#### [Task statement]
Collect each line containing "page".

#### [The data]
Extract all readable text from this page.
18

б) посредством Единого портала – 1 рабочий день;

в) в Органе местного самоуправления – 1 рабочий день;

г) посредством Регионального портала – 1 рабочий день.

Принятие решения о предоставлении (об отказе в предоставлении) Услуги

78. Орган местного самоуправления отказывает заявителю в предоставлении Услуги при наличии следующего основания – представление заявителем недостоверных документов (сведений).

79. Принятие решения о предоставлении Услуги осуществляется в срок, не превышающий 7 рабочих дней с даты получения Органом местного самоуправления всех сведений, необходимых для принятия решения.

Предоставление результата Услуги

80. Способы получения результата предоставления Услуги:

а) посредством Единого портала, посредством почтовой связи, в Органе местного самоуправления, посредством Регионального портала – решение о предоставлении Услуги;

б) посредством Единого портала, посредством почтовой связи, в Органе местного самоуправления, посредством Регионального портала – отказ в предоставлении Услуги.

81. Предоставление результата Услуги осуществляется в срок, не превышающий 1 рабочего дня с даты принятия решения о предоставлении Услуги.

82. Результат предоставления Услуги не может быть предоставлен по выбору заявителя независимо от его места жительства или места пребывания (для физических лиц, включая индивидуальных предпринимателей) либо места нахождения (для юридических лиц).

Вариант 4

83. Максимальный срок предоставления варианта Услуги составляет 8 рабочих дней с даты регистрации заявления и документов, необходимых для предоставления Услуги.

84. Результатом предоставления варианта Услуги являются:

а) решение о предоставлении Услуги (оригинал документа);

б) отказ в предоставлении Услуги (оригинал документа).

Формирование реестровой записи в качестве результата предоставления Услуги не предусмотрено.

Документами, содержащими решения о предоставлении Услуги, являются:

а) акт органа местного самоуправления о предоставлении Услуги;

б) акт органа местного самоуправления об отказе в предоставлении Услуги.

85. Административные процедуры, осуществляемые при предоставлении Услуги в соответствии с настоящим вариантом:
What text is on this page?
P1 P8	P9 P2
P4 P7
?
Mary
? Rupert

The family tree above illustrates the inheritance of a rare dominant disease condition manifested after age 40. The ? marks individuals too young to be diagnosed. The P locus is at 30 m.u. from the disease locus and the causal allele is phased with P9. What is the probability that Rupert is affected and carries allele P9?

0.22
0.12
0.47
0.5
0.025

#### [Response]
Extract all readable text from this page.
What text is on this page?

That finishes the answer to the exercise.